Given task »
Reproduce all the lines exactly as they stand, apart from the pictures.

Excerpted data »
= = = =

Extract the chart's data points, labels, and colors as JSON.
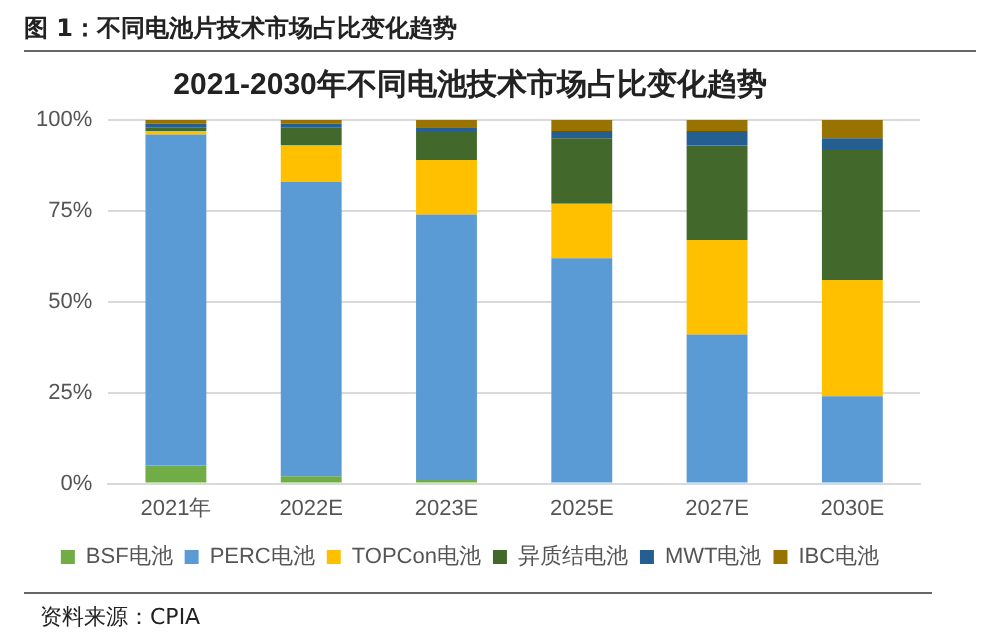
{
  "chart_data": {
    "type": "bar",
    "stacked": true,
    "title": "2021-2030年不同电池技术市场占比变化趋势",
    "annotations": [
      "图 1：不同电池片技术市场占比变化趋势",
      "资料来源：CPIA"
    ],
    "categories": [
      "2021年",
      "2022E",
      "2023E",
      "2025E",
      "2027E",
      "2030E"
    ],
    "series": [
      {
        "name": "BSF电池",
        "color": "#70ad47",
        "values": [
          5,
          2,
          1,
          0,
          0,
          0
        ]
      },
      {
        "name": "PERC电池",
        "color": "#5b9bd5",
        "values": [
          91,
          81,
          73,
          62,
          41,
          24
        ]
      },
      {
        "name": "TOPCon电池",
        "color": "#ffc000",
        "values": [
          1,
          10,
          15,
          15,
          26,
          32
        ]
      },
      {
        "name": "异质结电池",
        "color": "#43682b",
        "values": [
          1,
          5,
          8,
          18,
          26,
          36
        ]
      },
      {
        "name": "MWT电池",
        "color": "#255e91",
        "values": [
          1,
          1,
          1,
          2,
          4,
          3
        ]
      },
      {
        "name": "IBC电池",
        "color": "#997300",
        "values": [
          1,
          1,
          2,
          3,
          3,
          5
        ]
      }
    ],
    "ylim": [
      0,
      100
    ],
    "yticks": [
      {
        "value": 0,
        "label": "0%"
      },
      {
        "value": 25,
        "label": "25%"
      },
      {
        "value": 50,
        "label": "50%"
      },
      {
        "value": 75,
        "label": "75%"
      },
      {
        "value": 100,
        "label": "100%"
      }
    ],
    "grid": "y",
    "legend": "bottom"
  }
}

= = = =

Completed exercise »
Extract the chart's data points, labels, and colors as JSON.
{
  "chart_data": {
    "type": "bar",
    "stacked": true,
    "title": "2021-2030年不同电池技术市场占比变化趋势",
    "annotations": [
      "图 1：不同电池片技术市场占比变化趋势",
      "资料来源：CPIA"
    ],
    "categories": [
      "2021年",
      "2022E",
      "2023E",
      "2025E",
      "2027E",
      "2030E"
    ],
    "series": [
      {
        "name": "BSF电池",
        "color": "#70ad47",
        "values": [
          5,
          2,
          1,
          0,
          0,
          0
        ]
      },
      {
        "name": "PERC电池",
        "color": "#5b9bd5",
        "values": [
          91,
          81,
          73,
          62,
          41,
          24
        ]
      },
      {
        "name": "TOPCon电池",
        "color": "#ffc000",
        "values": [
          1,
          10,
          15,
          15,
          26,
          32
        ]
      },
      {
        "name": "异质结电池",
        "color": "#43682b",
        "values": [
          1,
          5,
          8,
          18,
          26,
          36
        ]
      },
      {
        "name": "MWT电池",
        "color": "#255e91",
        "values": [
          1,
          1,
          1,
          2,
          4,
          3
        ]
      },
      {
        "name": "IBC电池",
        "color": "#997300",
        "values": [
          1,
          1,
          2,
          3,
          3,
          5
        ]
      }
    ],
    "ylim": [
      0,
      100
    ],
    "yticks": [
      {
        "value": 0,
        "label": "0%"
      },
      {
        "value": 25,
        "label": "25%"
      },
      {
        "value": 50,
        "label": "50%"
      },
      {
        "value": 75,
        "label": "75%"
      },
      {
        "value": 100,
        "label": "100%"
      }
    ],
    "grid": "y",
    "legend": "bottom"
  }
}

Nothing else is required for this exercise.